───── DATA

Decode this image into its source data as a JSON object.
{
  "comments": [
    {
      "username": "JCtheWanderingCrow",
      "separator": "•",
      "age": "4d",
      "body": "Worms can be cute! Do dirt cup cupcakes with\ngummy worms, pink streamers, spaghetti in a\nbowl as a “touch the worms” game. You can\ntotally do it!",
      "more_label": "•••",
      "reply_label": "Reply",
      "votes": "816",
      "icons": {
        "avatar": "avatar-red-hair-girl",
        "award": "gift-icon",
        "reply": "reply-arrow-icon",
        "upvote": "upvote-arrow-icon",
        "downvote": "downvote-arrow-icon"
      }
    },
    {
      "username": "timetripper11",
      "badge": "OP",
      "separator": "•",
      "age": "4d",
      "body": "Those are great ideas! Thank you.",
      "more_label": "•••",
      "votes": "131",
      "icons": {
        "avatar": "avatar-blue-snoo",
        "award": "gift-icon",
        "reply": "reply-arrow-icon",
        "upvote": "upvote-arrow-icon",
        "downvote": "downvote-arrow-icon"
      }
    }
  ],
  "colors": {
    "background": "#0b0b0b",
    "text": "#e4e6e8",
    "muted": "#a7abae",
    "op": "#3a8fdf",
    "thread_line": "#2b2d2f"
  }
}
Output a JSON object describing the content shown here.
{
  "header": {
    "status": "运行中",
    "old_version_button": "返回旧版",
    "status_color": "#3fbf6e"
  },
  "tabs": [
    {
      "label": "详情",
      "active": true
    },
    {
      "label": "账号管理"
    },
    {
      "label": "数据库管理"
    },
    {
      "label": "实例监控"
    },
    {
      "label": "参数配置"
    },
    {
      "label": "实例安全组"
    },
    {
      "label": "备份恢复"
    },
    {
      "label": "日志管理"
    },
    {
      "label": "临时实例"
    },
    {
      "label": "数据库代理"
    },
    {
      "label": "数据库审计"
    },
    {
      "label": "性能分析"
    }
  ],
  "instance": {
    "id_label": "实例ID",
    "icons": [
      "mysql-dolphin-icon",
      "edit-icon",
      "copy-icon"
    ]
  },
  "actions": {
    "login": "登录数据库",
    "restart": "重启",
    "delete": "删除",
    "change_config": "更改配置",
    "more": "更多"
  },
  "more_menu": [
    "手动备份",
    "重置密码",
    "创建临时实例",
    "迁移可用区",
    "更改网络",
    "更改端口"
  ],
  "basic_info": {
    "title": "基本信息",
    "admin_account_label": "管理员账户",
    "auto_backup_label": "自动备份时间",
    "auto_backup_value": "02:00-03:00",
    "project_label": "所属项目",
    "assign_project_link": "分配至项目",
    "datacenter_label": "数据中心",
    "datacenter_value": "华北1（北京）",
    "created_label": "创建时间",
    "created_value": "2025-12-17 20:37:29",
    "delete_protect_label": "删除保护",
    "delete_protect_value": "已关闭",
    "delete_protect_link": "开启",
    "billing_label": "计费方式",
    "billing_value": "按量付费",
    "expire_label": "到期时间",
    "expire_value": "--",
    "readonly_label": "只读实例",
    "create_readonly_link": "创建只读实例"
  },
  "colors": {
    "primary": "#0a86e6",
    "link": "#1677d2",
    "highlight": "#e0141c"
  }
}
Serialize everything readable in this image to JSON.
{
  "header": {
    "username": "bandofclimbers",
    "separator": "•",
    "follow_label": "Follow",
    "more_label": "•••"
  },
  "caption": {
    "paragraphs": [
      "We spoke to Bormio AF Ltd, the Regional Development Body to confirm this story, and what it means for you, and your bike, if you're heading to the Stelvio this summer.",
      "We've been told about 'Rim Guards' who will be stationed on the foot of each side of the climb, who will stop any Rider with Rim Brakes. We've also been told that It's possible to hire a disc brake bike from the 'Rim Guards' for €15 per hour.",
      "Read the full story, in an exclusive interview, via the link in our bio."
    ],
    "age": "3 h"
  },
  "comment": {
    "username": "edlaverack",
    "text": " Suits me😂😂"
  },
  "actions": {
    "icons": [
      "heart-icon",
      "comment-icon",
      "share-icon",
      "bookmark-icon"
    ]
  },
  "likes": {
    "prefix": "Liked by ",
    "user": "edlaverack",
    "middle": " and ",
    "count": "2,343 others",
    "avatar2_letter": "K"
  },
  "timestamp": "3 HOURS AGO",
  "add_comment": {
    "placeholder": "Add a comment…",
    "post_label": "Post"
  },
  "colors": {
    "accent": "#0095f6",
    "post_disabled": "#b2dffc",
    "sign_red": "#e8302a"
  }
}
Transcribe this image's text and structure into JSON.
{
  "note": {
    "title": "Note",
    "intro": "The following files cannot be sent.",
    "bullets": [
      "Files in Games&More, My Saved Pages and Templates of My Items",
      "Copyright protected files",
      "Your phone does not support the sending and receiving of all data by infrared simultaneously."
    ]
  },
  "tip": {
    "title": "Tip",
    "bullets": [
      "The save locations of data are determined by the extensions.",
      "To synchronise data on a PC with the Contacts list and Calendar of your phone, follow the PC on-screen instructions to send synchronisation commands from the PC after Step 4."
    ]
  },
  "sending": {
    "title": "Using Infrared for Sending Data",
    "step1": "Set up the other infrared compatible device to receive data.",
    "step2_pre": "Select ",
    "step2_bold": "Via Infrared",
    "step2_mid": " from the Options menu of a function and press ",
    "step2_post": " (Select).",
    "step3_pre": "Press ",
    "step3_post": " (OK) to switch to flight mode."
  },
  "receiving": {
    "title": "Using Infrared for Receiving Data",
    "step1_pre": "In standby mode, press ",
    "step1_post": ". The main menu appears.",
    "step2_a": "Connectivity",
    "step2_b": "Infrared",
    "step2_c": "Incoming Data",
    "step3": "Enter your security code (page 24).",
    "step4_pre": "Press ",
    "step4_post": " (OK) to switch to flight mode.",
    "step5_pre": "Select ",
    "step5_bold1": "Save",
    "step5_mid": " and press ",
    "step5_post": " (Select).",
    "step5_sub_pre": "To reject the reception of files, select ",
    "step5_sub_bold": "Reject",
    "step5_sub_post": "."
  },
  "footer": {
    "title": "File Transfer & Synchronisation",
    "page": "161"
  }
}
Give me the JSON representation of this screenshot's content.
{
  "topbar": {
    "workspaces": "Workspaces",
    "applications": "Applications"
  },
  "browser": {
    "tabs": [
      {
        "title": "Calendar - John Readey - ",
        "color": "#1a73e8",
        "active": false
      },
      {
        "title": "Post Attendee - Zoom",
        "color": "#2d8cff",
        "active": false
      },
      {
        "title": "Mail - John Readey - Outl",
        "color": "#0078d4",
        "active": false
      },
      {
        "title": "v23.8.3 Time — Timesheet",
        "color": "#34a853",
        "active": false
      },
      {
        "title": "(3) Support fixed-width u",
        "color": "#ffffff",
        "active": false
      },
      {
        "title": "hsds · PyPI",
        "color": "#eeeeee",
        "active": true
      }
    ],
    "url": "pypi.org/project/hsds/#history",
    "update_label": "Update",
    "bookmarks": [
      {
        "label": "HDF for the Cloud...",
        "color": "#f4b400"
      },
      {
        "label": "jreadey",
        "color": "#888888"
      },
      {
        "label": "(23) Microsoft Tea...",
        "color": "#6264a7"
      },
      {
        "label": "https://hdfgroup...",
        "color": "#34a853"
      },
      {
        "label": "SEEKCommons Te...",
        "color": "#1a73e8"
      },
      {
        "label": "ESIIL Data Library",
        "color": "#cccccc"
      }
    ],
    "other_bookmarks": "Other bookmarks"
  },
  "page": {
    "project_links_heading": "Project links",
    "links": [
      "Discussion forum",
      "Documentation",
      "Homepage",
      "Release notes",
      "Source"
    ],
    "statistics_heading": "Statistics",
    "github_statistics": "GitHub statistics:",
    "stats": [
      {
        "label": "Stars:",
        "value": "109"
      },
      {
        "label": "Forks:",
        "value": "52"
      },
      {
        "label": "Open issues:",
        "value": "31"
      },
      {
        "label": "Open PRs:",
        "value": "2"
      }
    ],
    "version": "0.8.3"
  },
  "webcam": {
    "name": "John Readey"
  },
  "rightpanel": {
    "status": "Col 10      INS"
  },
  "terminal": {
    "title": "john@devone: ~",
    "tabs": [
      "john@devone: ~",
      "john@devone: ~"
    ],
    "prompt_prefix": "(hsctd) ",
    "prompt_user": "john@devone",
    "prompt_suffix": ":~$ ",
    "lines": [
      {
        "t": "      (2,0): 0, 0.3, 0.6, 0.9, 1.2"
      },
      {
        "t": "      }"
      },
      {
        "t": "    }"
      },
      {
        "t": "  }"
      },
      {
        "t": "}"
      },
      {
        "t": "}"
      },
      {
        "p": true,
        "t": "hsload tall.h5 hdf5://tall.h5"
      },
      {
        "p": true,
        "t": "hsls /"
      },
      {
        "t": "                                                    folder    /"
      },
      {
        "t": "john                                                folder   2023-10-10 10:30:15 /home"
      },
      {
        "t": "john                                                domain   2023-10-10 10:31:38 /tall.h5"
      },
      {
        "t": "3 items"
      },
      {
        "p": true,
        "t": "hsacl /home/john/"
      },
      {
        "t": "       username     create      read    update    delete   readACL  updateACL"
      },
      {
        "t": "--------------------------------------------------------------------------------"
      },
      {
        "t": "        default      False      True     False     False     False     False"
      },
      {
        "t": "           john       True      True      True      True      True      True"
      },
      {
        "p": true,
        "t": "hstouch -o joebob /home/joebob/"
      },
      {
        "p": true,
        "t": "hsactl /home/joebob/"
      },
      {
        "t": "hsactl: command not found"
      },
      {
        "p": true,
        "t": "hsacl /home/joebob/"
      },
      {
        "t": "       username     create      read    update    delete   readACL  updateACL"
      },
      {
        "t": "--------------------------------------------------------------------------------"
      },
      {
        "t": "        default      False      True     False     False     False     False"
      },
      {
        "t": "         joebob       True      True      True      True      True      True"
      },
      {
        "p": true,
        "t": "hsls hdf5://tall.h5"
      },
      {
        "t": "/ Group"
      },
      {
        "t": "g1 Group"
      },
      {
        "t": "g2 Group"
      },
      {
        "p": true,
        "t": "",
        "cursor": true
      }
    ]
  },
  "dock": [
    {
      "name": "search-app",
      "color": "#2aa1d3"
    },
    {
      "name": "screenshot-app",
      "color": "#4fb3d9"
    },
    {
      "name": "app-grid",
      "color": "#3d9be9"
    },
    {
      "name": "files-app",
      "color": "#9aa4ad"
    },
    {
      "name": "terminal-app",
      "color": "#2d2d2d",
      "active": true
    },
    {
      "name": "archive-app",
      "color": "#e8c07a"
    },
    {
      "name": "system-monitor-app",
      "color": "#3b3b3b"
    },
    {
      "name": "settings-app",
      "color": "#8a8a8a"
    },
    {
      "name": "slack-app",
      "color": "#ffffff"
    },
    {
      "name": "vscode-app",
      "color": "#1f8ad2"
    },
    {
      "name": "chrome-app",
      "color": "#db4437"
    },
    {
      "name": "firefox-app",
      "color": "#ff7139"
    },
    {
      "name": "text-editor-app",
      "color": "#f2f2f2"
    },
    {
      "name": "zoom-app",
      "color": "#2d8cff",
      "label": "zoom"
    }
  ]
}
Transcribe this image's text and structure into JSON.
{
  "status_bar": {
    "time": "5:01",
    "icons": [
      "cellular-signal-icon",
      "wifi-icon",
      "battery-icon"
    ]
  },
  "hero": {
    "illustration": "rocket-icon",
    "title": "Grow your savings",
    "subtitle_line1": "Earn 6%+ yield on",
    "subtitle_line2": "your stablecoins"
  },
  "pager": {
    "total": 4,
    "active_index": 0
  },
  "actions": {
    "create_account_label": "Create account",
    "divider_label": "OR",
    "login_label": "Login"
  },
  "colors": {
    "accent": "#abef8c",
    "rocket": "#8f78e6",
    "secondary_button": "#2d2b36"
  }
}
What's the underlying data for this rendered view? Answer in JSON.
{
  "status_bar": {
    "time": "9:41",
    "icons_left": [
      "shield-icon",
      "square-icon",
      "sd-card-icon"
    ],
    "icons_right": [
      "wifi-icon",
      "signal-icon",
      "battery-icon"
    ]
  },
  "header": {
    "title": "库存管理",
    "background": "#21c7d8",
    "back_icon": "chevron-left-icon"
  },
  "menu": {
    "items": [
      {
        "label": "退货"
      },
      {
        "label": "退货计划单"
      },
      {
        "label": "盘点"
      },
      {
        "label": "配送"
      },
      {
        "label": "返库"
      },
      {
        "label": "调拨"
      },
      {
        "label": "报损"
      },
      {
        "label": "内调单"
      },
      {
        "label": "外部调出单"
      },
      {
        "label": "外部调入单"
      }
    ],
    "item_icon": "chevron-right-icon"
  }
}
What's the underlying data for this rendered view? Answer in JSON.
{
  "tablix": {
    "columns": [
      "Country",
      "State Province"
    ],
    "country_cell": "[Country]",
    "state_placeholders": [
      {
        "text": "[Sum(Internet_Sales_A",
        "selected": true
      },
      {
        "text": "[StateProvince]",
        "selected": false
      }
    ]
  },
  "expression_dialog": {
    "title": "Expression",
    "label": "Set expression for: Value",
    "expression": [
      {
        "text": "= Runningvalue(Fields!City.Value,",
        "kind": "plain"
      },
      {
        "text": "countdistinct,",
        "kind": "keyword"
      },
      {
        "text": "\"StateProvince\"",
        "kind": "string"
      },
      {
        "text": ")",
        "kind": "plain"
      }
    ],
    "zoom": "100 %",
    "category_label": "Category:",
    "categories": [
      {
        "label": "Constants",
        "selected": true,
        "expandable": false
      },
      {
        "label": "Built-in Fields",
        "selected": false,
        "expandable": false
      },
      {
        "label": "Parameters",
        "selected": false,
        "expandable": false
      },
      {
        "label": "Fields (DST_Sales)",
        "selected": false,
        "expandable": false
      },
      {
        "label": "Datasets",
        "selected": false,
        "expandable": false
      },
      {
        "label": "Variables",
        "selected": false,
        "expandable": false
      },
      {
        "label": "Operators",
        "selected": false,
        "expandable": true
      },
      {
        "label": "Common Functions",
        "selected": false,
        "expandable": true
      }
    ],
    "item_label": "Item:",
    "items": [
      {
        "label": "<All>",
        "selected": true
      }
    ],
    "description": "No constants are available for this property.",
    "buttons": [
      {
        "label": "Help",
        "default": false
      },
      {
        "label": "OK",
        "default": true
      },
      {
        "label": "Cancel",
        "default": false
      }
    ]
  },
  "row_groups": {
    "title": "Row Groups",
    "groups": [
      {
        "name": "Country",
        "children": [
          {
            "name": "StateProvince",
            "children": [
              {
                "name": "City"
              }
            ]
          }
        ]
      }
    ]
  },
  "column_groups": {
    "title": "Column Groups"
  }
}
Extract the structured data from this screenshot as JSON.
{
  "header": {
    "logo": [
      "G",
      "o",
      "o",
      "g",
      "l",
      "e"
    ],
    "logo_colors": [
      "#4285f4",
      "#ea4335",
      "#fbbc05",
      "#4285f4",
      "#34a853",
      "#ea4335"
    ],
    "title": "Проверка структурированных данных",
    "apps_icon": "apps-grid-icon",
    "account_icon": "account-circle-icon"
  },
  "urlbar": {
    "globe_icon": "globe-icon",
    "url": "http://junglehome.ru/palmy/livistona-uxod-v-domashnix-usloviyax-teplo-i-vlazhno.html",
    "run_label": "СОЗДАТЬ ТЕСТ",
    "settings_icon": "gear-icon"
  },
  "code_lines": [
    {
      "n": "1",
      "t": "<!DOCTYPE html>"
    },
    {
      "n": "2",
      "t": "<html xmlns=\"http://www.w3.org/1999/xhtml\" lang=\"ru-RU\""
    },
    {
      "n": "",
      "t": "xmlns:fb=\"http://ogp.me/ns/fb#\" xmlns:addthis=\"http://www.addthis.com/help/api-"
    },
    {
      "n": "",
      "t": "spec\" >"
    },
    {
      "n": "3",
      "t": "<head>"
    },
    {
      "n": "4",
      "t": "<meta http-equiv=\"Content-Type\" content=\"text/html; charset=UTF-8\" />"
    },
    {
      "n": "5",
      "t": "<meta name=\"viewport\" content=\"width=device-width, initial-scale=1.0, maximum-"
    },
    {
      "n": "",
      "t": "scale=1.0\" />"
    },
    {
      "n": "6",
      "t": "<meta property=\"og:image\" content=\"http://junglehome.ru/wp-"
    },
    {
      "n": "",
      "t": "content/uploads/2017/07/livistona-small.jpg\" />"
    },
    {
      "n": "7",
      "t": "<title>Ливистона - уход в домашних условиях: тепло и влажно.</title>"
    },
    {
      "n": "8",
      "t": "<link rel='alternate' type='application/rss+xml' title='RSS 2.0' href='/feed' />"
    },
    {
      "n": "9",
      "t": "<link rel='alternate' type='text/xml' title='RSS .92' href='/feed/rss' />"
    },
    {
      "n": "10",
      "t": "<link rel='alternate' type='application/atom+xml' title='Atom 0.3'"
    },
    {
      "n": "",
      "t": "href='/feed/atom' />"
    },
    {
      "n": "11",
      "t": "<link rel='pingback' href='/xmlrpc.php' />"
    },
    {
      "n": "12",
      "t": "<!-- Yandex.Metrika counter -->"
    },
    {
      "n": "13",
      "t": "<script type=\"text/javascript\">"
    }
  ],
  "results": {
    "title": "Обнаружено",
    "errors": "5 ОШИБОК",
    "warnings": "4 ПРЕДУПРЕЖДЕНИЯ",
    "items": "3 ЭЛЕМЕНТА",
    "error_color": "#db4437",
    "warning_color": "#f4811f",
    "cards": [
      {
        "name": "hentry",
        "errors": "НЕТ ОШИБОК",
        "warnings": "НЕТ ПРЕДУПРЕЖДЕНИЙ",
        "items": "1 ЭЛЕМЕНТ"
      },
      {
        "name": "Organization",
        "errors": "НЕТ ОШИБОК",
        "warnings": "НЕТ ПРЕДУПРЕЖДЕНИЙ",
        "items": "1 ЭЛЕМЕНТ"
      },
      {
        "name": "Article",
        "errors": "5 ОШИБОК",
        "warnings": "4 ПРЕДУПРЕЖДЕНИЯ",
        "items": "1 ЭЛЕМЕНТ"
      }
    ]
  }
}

──────────

* **EXERCISE DETAILS**: Report only the count of lines that include the string "Fields".

* **OUTPUT BELOW**: 3